Problem requirements
Retype the following lines exactly as they appear.

Records shown
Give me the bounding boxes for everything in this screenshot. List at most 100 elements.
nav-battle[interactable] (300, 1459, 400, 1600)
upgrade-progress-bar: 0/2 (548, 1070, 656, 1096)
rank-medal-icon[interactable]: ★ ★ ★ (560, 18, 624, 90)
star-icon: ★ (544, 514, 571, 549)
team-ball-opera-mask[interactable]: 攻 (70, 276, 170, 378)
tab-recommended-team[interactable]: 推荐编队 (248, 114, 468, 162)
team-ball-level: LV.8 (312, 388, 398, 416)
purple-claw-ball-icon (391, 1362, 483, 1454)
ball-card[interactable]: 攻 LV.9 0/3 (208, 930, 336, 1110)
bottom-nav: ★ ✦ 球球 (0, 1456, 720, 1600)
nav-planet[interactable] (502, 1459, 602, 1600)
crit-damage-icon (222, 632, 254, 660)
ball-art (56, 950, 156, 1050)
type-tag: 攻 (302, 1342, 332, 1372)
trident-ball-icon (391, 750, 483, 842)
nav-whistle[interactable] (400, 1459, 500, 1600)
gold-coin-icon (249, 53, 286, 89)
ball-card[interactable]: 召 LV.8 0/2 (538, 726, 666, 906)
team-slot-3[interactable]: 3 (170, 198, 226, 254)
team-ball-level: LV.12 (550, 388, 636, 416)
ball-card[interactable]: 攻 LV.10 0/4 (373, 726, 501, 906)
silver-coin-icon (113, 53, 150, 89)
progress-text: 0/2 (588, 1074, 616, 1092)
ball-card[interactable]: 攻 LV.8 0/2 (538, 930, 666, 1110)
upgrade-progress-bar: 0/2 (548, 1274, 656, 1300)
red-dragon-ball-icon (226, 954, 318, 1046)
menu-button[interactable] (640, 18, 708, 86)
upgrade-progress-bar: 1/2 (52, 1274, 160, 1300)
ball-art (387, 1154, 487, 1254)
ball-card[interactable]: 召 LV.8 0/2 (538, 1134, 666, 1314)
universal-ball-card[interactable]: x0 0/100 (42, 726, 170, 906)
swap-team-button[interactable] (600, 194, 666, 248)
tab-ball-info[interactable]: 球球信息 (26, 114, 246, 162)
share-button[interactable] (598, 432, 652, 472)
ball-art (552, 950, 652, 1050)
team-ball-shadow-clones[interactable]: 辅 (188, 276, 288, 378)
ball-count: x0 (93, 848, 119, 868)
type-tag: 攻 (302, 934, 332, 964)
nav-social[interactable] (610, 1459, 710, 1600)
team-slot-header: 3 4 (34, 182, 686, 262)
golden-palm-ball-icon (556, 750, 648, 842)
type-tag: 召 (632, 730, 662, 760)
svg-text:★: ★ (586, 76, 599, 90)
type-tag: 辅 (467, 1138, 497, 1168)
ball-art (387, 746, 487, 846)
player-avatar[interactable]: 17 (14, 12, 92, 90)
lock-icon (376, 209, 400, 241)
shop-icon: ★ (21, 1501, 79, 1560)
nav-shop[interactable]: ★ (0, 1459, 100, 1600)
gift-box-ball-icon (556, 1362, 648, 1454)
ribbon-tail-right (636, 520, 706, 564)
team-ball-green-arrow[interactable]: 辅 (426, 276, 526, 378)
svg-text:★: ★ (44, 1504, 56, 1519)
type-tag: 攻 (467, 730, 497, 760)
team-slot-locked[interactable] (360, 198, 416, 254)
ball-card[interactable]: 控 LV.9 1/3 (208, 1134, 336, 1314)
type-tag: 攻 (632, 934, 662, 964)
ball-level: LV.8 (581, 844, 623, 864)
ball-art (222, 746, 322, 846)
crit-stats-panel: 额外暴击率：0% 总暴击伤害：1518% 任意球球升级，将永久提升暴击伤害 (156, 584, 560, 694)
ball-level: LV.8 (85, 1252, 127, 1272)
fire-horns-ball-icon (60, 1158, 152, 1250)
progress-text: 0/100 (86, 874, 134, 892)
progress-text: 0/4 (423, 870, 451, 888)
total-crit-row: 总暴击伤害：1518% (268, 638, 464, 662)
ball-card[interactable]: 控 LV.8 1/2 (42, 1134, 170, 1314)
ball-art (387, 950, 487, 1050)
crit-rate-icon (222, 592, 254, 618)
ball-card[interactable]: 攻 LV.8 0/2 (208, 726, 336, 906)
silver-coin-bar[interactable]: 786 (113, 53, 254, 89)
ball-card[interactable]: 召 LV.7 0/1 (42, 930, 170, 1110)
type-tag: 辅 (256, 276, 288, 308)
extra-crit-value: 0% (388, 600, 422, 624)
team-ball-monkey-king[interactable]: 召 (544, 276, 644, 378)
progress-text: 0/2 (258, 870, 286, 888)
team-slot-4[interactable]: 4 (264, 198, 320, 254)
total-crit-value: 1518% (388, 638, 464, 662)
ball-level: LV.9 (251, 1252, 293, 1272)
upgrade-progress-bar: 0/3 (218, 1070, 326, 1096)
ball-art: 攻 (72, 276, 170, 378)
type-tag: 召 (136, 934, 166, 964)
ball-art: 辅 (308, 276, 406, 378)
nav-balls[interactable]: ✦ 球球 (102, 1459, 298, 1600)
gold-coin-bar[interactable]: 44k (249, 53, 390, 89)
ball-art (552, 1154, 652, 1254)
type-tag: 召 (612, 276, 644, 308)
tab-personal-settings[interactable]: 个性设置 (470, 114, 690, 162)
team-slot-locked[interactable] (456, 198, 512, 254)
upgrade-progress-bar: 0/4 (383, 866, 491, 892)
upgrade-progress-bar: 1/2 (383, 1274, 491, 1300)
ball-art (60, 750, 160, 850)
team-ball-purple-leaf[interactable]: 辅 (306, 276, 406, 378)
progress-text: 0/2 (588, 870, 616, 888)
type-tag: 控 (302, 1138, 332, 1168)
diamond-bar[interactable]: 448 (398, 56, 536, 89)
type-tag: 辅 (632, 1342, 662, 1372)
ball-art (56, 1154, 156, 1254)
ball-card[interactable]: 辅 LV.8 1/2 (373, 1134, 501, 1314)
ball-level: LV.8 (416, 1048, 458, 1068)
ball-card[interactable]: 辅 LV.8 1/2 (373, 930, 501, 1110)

Task output
Give me the bounding boxes for everything in this screenshot. List at most 100 elements.
nav-battle[interactable] (300, 1459, 400, 1600)
upgrade-progress-bar: 0/2 (548, 1070, 656, 1096)
rank-medal-icon[interactable]: ★ ★ ★ (560, 18, 624, 90)
star-icon: ★ (544, 514, 571, 549)
team-ball-opera-mask[interactable]: 攻 (70, 276, 170, 378)
tab-recommended-team[interactable]: 推荐编队 (248, 114, 468, 162)
team-ball-level: LV.8 (312, 388, 398, 416)
purple-claw-ball-icon (391, 1362, 483, 1454)
ball-card[interactable]: 攻 LV.9 0/3 (208, 930, 336, 1110)
bottom-nav: ★ ✦ 球球 (0, 1456, 720, 1600)
nav-planet[interactable] (502, 1459, 602, 1600)
crit-damage-icon (222, 632, 254, 660)
ball-art (56, 950, 156, 1050)
type-tag: 攻 (302, 1342, 332, 1372)
trident-ball-icon (391, 750, 483, 842)
nav-whistle[interactable] (400, 1459, 500, 1600)
gold-coin-icon (249, 53, 286, 89)
ball-card[interactable]: 召 LV.8 0/2 (538, 726, 666, 906)
team-slot-3[interactable]: 3 (170, 198, 226, 254)
team-ball-level: LV.12 (550, 388, 636, 416)
ball-card[interactable]: 攻 LV.10 0/4 (373, 726, 501, 906)
silver-coin-icon (113, 53, 150, 89)
progress-text: 0/2 (588, 1074, 616, 1092)
ball-card[interactable]: 攻 LV.8 0/2 (538, 930, 666, 1110)
upgrade-progress-bar: 0/2 (548, 1274, 656, 1300)
red-dragon-ball-icon (226, 954, 318, 1046)
menu-button[interactable] (640, 18, 708, 86)
upgrade-progress-bar: 1/2 (52, 1274, 160, 1300)
ball-art (387, 1154, 487, 1254)
ball-card[interactable]: 召 LV.8 0/2 (538, 1134, 666, 1314)
universal-ball-card[interactable]: x0 0/100 (42, 726, 170, 906)
swap-team-button[interactable] (600, 194, 666, 248)
tab-ball-info[interactable]: 球球信息 (26, 114, 246, 162)
share-button[interactable] (598, 432, 652, 472)
ball-art (552, 950, 652, 1050)
team-ball-shadow-clones[interactable]: 辅 (188, 276, 288, 378)
ball-count: x0 (93, 848, 119, 868)
type-tag: 攻 (302, 934, 332, 964)
nav-social[interactable] (610, 1459, 710, 1600)
team-slot-header: 3 4 (34, 182, 686, 262)
golden-palm-ball-icon (556, 750, 648, 842)
type-tag: 召 (632, 730, 662, 760)
svg-text:★: ★ (586, 76, 599, 90)
type-tag: 辅 (467, 1138, 497, 1168)
ball-art (387, 746, 487, 846)
player-avatar[interactable]: 17 (14, 12, 92, 90)
lock-icon (376, 209, 400, 241)
shop-icon: ★ (21, 1501, 79, 1560)
nav-shop[interactable]: ★ (0, 1459, 100, 1600)
gift-box-ball-icon (556, 1362, 648, 1454)
ribbon-tail-right (636, 520, 706, 564)
team-ball-green-arrow[interactable]: 辅 (426, 276, 526, 378)
svg-text:★: ★ (44, 1504, 56, 1519)
type-tag: 攻 (467, 730, 497, 760)
team-slot-locked[interactable] (360, 198, 416, 254)
ball-card[interactable]: 控 LV.9 1/3 (208, 1134, 336, 1314)
type-tag: 攻 (632, 934, 662, 964)
ball-level: LV.8 (581, 844, 623, 864)
ball-art (222, 746, 322, 846)
crit-stats-panel: 额外暴击率：0% 总暴击伤害：1518% 任意球球升级，将永久提升暴击伤害 (156, 584, 560, 694)
ball-level: LV.8 (85, 1252, 127, 1272)
fire-horns-ball-icon (60, 1158, 152, 1250)
progress-text: 0/100 (86, 874, 134, 892)
progress-text: 0/4 (423, 870, 451, 888)
total-crit-row: 总暴击伤害：1518% (268, 638, 464, 662)
ball-card[interactable]: 控 LV.8 1/2 (42, 1134, 170, 1314)
ball-art (387, 950, 487, 1050)
crit-rate-icon (222, 592, 254, 618)
ball-card[interactable]: 攻 LV.8 0/2 (208, 726, 336, 906)
silver-coin-bar[interactable]: 786 (113, 53, 254, 89)
ball-card[interactable]: 召 LV.7 0/1 (42, 930, 170, 1110)
type-tag: 辅 (256, 276, 288, 308)
extra-crit-value: 0% (388, 600, 422, 624)
team-ball-monkey-king[interactable]: 召 (544, 276, 644, 378)
progress-text: 0/2 (258, 870, 286, 888)
team-slot-4[interactable]: 4 (264, 198, 320, 254)
total-crit-value: 1518% (388, 638, 464, 662)
ball-level: LV.9 (251, 1252, 293, 1272)
upgrade-progress-bar: 0/3 (218, 1070, 326, 1096)
ball-art: 攻 (72, 276, 170, 378)
type-tag: 召 (136, 934, 166, 964)
ball-art: 辅 (308, 276, 406, 378)
nav-balls[interactable]: ✦ 球球 (102, 1459, 298, 1600)
gold-coin-bar[interactable]: 44k (249, 53, 390, 89)
ball-art (552, 1154, 652, 1254)
type-tag: 召 (612, 276, 644, 308)
tab-personal-settings[interactable]: 个性设置 (470, 114, 690, 162)
team-slot-locked[interactable] (456, 198, 512, 254)
upgrade-progress-bar: 0/4 (383, 866, 491, 892)
upgrade-progress-bar: 1/2 (383, 1274, 491, 1300)
ball-art (60, 750, 160, 850)
team-ball-purple-leaf[interactable]: 辅 (306, 276, 406, 378)
progress-text: 0/2 (588, 870, 616, 888)
type-tag: 控 (302, 1138, 332, 1168)
diamond-bar[interactable]: 448 (398, 56, 536, 89)
type-tag: 辅 (632, 1342, 662, 1372)
ball-art (56, 1154, 156, 1254)
ball-card[interactable]: 辅 LV.8 1/2 (373, 1134, 501, 1314)
ball-level: LV.8 (416, 1048, 458, 1068)
ball-card[interactable]: 辅 LV.8 1/2 (373, 930, 501, 1110)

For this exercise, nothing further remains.